The problem
Your task is to locate every line holding the string "转移性支出" and to copy each of them.

Dataset
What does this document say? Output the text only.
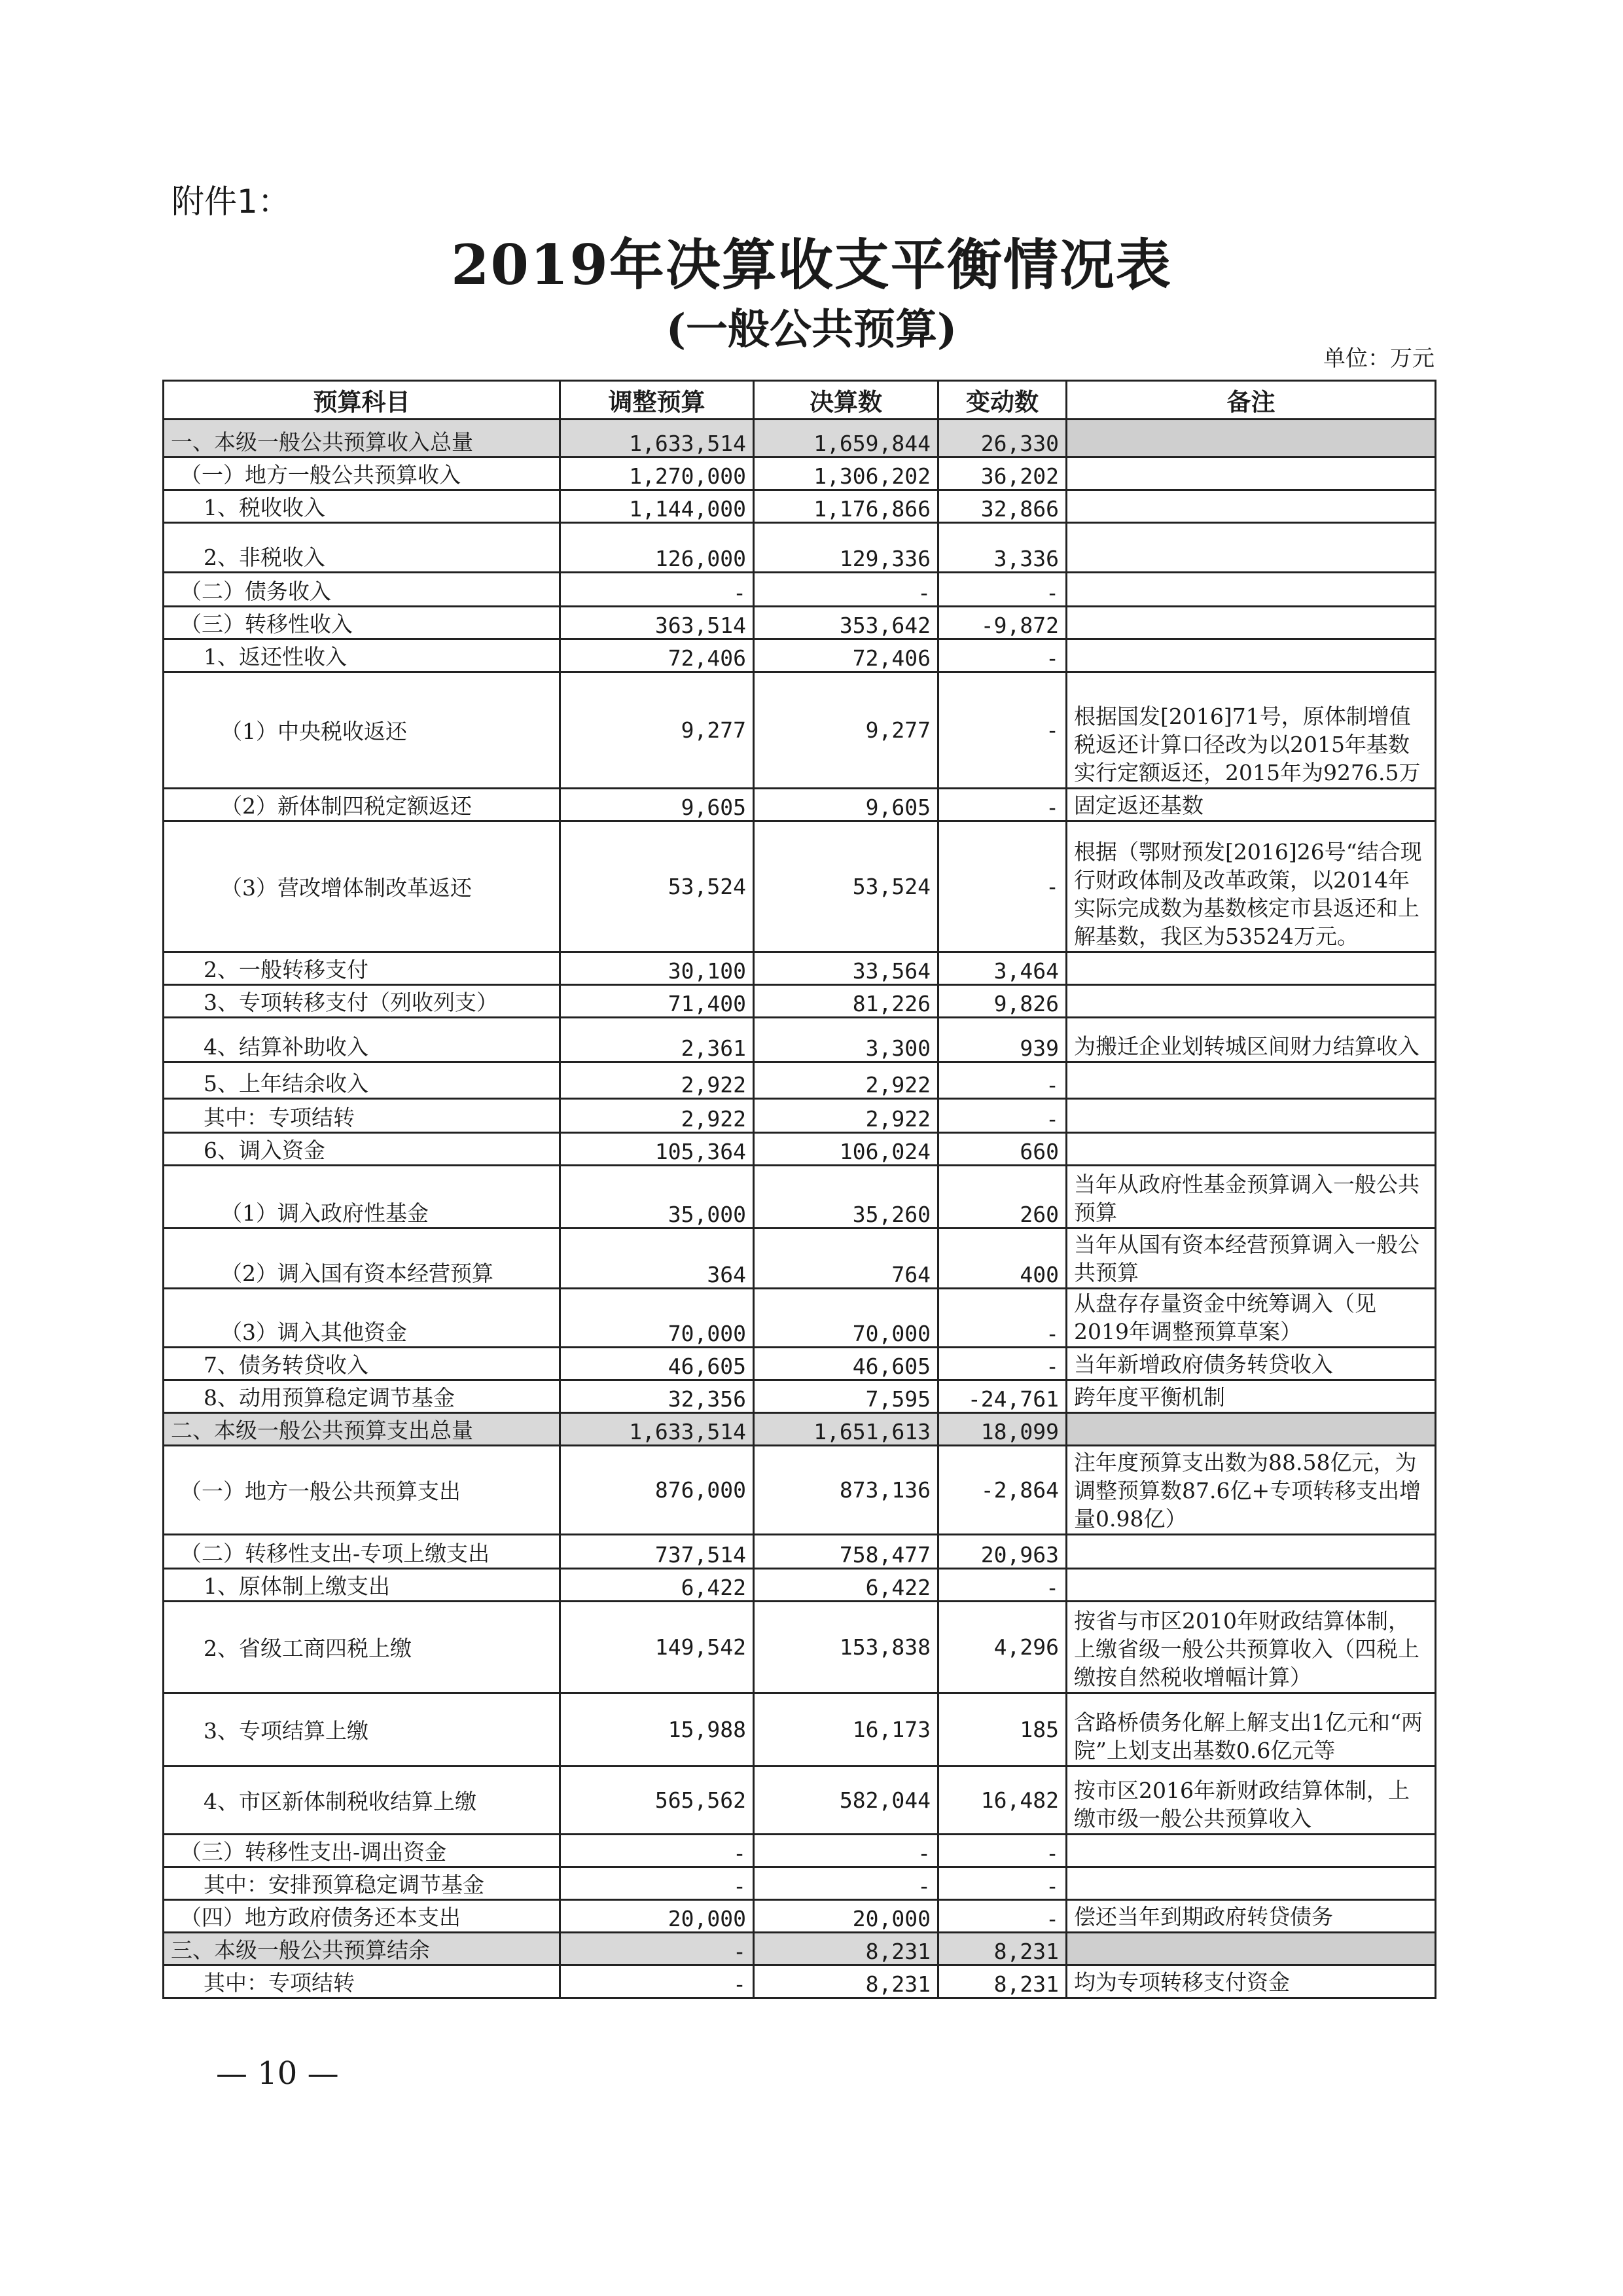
附件1：
2019年决算收支平衡情况表
(一般公共预算)
单位：万元
预算科目	调整预算	决算数	变动数	备注
一、本级一般公共预算收入总量	1,633,514	1,659,844	26,330	
（一）地方一般公共预算收入	1,270,000	1,306,202	36,202	
1、税收收入	1,144,000	1,176,866	32,866	
2、非税收入	126,000	129,336	3,336	
（二）债务收入	-	-	-	
（三）转移性收入	363,514	353,642	-9,872	
1、返还性收入	72,406	72,406	-	
（1）中央税收返还	9,277	9,277	-	根据国发[2016]71号，原体制增值税返还计算口径改为以2015年基数实行定额返还，2015年为9276.5万
（2）新体制四税定额返还	9,605	9,605	-	固定返还基数
（3）营改增体制改革返还	53,524	53,524	-	根据（鄂财预发[2016]26号“结合现行财政体制及改革政策，以2014年实际完成数为基数核定市县返还和上解基数，我区为53524万元。
2、一般转移支付	30,100	33,564	3,464	
3、专项转移支付（列收列支）	71,400	81,226	9,826	
4、结算补助收入	2,361	3,300	939	为搬迁企业划转城区间财力结算收入
5、上年结余收入	2,922	2,922	-	
其中：专项结转	2,922	2,922	-	
6、调入资金	105,364	106,024	660	
（1）调入政府性基金	35,000	35,260	260	当年从政府性基金预算调入一般公共预算
（2）调入国有资本经营预算	364	764	400	当年从国有资本经营预算调入一般公共预算
（3）调入其他资金	70,000	70,000	-	从盘存存量资金中统筹调入（见2019年调整预算草案）
7、债务转贷收入	46,605	46,605	-	当年新增政府债务转贷收入
8、动用预算稳定调节基金	32,356	7,595	-24,761	跨年度平衡机制
二、本级一般公共预算支出总量	1,633,514	1,651,613	18,099	
（一）地方一般公共预算支出	876,000	873,136	-2,864	注年度预算支出数为88.58亿元，为调整预算数87.6亿+专项转移支出增量0.98亿）
（二）转移性支出-专项上缴支出	737,514	758,477	20,963	
1、原体制上缴支出	6,422	6,422	-	
2、省级工商四税上缴	149,542	153,838	4,296	按省与市区2010年财政结算体制，上缴省级一般公共预算收入（四税上缴按自然税收增幅计算）
3、专项结算上缴	15,988	16,173	185	含路桥债务化解上解支出1亿元和“两院”上划支出基数0.6亿元等
4、市区新体制税收结算上缴	565,562	582,044	16,482	按市区2016年新财政结算体制，上缴市级一般公共预算收入
（三）转移性支出-调出资金	-	-	-	
其中：安排预算稳定调节基金	-	-	-	
（四）地方政府债务还本支出	20,000	20,000	-	偿还当年到期政府转贷债务
三、本级一般公共预算结余	-	8,231	8,231	
其中：专项结转	-	8,231	8,231	均为专项转移支付资金
— 10 —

Solution to this task
（二）转移性支出-专项上缴支出	737,514	758,477	20,963	
（三）转移性支出-调出资金	-	-	-	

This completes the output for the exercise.